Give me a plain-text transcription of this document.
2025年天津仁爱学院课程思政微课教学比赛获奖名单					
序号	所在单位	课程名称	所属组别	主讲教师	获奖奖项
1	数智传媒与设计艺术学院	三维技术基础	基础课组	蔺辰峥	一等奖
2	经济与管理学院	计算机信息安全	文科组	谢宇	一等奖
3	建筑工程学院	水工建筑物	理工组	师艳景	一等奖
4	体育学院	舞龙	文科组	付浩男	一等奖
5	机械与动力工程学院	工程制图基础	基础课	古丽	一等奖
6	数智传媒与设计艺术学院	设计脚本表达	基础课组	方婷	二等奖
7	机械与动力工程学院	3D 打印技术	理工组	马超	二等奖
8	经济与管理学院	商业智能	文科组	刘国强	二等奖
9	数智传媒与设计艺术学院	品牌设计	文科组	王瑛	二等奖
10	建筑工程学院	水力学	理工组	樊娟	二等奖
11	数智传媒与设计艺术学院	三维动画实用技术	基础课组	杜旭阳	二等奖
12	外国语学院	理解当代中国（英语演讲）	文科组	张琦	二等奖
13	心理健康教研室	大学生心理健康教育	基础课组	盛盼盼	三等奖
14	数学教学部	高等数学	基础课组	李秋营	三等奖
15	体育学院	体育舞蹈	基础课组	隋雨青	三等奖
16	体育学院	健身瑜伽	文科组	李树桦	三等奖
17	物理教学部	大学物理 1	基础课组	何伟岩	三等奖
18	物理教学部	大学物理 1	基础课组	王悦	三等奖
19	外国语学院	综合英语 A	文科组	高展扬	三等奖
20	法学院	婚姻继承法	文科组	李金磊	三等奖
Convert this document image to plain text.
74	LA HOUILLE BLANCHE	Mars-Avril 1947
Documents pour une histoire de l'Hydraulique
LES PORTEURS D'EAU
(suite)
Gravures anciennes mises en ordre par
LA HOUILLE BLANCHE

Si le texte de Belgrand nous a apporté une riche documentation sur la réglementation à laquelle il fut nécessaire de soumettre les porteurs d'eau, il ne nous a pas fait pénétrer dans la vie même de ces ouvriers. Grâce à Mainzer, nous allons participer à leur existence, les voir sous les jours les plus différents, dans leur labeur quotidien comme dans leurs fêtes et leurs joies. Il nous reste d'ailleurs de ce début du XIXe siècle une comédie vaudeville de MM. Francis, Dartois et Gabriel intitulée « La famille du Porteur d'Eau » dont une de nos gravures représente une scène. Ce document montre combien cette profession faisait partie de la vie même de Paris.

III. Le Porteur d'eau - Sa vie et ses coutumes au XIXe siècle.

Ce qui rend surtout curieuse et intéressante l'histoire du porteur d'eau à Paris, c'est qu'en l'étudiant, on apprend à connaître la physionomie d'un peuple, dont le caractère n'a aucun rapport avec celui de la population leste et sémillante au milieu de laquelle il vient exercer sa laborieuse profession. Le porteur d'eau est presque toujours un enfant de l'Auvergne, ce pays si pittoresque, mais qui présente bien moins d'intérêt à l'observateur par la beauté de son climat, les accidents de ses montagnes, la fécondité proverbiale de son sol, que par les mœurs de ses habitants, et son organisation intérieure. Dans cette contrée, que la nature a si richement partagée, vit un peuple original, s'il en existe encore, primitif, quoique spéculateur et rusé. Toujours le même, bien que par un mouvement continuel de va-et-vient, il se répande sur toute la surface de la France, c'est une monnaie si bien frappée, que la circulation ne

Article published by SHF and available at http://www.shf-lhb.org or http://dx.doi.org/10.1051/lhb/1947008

- _DIRECTIONS FOR THIS TASK_:
Please restate the records in full, word for word.

- _EXERCISE SOLUTION_:
Give me a plain-text transcription of this document.
2025年天津仁爱学院课程思政微课教学比赛获奖名单					
序号	所在单位	课程名称	所属组别	主讲教师	获奖奖项
1	数智传媒与设计艺术学院	三维技术基础	基础课组	蔺辰峥	一等奖
2	经济与管理学院	计算机信息安全	文科组	谢宇	一等奖
3	建筑工程学院	水工建筑物	理工组	师艳景	一等奖
4	体育学院	舞龙	文科组	付浩男	一等奖
5	机械与动力工程学院	工程制图基础	基础课	古丽	一等奖
6	数智传媒与设计艺术学院	设计脚本表达	基础课组	方婷	二等奖
7	机械与动力工程学院	3D 打印技术	理工组	马超	二等奖
8	经济与管理学院	商业智能	文科组	刘国强	二等奖
9	数智传媒与设计艺术学院	品牌设计	文科组	王瑛	二等奖
10	建筑工程学院	水力学	理工组	樊娟	二等奖
11	数智传媒与设计艺术学院	三维动画实用技术	基础课组	杜旭阳	二等奖
12	外国语学院	理解当代中国（英语演讲）	文科组	张琦	二等奖
13	心理健康教研室	大学生心理健康教育	基础课组	盛盼盼	三等奖
14	数学教学部	高等数学	基础课组	李秋营	三等奖
15	体育学院	体育舞蹈	基础课组	隋雨青	三等奖
16	体育学院	健身瑜伽	文科组	李树桦	三等奖
17	物理教学部	大学物理 1	基础课组	何伟岩	三等奖
18	物理教学部	大学物理 1	基础课组	王悦	三等奖
19	外国语学院	综合英语 A	文科组	高展扬	三等奖
20	法学院	婚姻继承法	文科组	李金磊	三等奖
Convert this document image to plain text.
74	LA HOUILLE BLANCHE	Mars-Avril 1947
Documents pour une histoire de l'Hydraulique
LES PORTEURS D'EAU
(suite)
Gravures anciennes mises en ordre par
LA HOUILLE BLANCHE

Si le texte de Belgrand nous a apporté une riche documentation sur la réglementation à laquelle il fut nécessaire de soumettre les porteurs d'eau, il ne nous a pas fait pénétrer dans la vie même de ces ouvriers. Grâce à Mainzer, nous allons participer à leur existence, les voir sous les jours les plus différents, dans leur labeur quotidien comme dans leurs fêtes et leurs joies. Il nous reste d'ailleurs de ce début du XIXe siècle une comédie vaudeville de MM. Francis, Dartois et Gabriel intitulée « La famille du Porteur d'Eau » dont une de nos gravures représente une scène. Ce document montre combien cette profession faisait partie de la vie même de Paris.

III. Le Porteur d'eau - Sa vie et ses coutumes au XIXe siècle.

Ce qui rend surtout curieuse et intéressante l'histoire du porteur d'eau à Paris, c'est qu'en l'étudiant, on apprend à connaître la physionomie d'un peuple, dont le caractère n'a aucun rapport avec celui de la population leste et sémillante au milieu de laquelle il vient exercer sa laborieuse profession. Le porteur d'eau est presque toujours un enfant de l'Auvergne, ce pays si pittoresque, mais qui présente bien moins d'intérêt à l'observateur par la beauté de son climat, les accidents de ses montagnes, la fécondité proverbiale de son sol, que par les mœurs de ses habitants, et son organisation intérieure. Dans cette contrée, que la nature a si richement partagée, vit un peuple original, s'il en existe encore, primitif, quoique spéculateur et rusé. Toujours le même, bien que par un mouvement continuel de va-et-vient, il se répande sur toute la surface de la France, c'est une monnaie si bien frappée, que la circulation ne

Article published by SHF and available at http://www.shf-lhb.org or http://dx.doi.org/10.1051/lhb/1947008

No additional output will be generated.